(Dataset records)

★ ★ ★

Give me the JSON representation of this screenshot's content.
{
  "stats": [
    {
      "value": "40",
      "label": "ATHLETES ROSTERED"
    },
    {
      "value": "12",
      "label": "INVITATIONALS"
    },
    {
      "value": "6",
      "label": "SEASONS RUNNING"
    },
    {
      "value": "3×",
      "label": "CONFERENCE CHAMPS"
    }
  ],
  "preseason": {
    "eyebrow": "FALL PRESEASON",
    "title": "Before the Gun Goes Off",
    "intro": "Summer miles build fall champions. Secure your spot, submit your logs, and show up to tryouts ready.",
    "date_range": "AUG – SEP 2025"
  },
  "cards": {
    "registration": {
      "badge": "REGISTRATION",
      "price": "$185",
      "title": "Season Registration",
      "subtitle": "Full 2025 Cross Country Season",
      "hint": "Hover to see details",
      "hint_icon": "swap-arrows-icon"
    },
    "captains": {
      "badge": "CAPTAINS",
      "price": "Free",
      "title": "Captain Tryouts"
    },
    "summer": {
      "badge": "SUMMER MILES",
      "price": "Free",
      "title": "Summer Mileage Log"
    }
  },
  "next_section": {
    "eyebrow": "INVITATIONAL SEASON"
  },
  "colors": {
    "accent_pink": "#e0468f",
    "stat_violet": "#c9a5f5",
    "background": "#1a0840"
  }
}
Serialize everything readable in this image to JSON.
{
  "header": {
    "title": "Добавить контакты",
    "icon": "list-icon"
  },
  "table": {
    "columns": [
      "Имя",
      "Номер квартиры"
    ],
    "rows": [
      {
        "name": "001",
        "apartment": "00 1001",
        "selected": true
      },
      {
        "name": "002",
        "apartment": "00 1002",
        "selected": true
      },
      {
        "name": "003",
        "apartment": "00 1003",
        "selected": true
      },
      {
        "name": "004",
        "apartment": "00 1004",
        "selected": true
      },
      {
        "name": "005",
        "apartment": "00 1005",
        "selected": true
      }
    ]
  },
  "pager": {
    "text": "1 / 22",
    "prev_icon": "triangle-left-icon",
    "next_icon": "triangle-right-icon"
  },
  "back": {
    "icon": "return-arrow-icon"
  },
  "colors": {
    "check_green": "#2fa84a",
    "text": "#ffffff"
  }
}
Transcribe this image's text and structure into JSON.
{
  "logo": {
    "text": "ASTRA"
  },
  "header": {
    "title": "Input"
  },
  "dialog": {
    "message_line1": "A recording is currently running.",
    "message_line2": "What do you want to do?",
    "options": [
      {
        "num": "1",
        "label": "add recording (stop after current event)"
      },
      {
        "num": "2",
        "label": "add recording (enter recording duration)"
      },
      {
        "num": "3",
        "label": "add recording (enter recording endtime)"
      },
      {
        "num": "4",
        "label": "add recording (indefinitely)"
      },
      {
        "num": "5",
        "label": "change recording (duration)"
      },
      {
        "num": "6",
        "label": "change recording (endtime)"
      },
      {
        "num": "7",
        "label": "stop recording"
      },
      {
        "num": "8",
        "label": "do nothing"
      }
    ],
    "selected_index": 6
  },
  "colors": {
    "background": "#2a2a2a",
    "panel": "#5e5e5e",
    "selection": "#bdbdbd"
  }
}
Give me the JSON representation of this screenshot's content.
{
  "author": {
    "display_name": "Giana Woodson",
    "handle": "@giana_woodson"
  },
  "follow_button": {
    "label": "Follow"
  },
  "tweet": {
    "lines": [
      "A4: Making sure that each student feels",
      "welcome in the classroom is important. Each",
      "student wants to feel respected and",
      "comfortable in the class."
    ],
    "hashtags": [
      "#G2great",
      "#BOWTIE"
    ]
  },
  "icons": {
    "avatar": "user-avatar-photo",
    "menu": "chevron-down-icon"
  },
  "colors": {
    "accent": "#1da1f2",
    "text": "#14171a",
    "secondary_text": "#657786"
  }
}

★ ★ ★

Exercise directions: Copy out all of the records above with nothing altered.

Completed task:
Give me the JSON representation of this screenshot's content.
{
  "stats": [
    {
      "value": "40",
      "label": "ATHLETES ROSTERED"
    },
    {
      "value": "12",
      "label": "INVITATIONALS"
    },
    {
      "value": "6",
      "label": "SEASONS RUNNING"
    },
    {
      "value": "3×",
      "label": "CONFERENCE CHAMPS"
    }
  ],
  "preseason": {
    "eyebrow": "FALL PRESEASON",
    "title": "Before the Gun Goes Off",
    "intro": "Summer miles build fall champions. Secure your spot, submit your logs, and show up to tryouts ready.",
    "date_range": "AUG – SEP 2025"
  },
  "cards": {
    "registration": {
      "badge": "REGISTRATION",
      "price": "$185",
      "title": "Season Registration",
      "subtitle": "Full 2025 Cross Country Season",
      "hint": "Hover to see details",
      "hint_icon": "swap-arrows-icon"
    },
    "captains": {
      "badge": "CAPTAINS",
      "price": "Free",
      "title": "Captain Tryouts"
    },
    "summer": {
      "badge": "SUMMER MILES",
      "price": "Free",
      "title": "Summer Mileage Log"
    }
  },
  "next_section": {
    "eyebrow": "INVITATIONAL SEASON"
  },
  "colors": {
    "accent_pink": "#e0468f",
    "stat_violet": "#c9a5f5",
    "background": "#1a0840"
  }
}
Serialize everything readable in this image to JSON.
{
  "header": {
    "title": "Добавить контакты",
    "icon": "list-icon"
  },
  "table": {
    "columns": [
      "Имя",
      "Номер квартиры"
    ],
    "rows": [
      {
        "name": "001",
        "apartment": "00 1001",
        "selected": true
      },
      {
        "name": "002",
        "apartment": "00 1002",
        "selected": true
      },
      {
        "name": "003",
        "apartment": "00 1003",
        "selected": true
      },
      {
        "name": "004",
        "apartment": "00 1004",
        "selected": true
      },
      {
        "name": "005",
        "apartment": "00 1005",
        "selected": true
      }
    ]
  },
  "pager": {
    "text": "1 / 22",
    "prev_icon": "triangle-left-icon",
    "next_icon": "triangle-right-icon"
  },
  "back": {
    "icon": "return-arrow-icon"
  },
  "colors": {
    "check_green": "#2fa84a",
    "text": "#ffffff"
  }
}
Transcribe this image's text and structure into JSON.
{
  "logo": {
    "text": "ASTRA"
  },
  "header": {
    "title": "Input"
  },
  "dialog": {
    "message_line1": "A recording is currently running.",
    "message_line2": "What do you want to do?",
    "options": [
      {
        "num": "1",
        "label": "add recording (stop after current event)"
      },
      {
        "num": "2",
        "label": "add recording (enter recording duration)"
      },
      {
        "num": "3",
        "label": "add recording (enter recording endtime)"
      },
      {
        "num": "4",
        "label": "add recording (indefinitely)"
      },
      {
        "num": "5",
        "label": "change recording (duration)"
      },
      {
        "num": "6",
        "label": "change recording (endtime)"
      },
      {
        "num": "7",
        "label": "stop recording"
      },
      {
        "num": "8",
        "label": "do nothing"
      }
    ],
    "selected_index": 6
  },
  "colors": {
    "background": "#2a2a2a",
    "panel": "#5e5e5e",
    "selection": "#bdbdbd"
  }
}
Give me the JSON representation of this screenshot's content.
{
  "author": {
    "display_name": "Giana Woodson",
    "handle": "@giana_woodson"
  },
  "follow_button": {
    "label": "Follow"
  },
  "tweet": {
    "lines": [
      "A4: Making sure that each student feels",
      "welcome in the classroom is important. Each",
      "student wants to feel respected and",
      "comfortable in the class."
    ],
    "hashtags": [
      "#G2great",
      "#BOWTIE"
    ]
  },
  "icons": {
    "avatar": "user-avatar-photo",
    "menu": "chevron-down-icon"
  },
  "colors": {
    "accent": "#1da1f2",
    "text": "#14171a",
    "secondary_text": "#657786"
  }
}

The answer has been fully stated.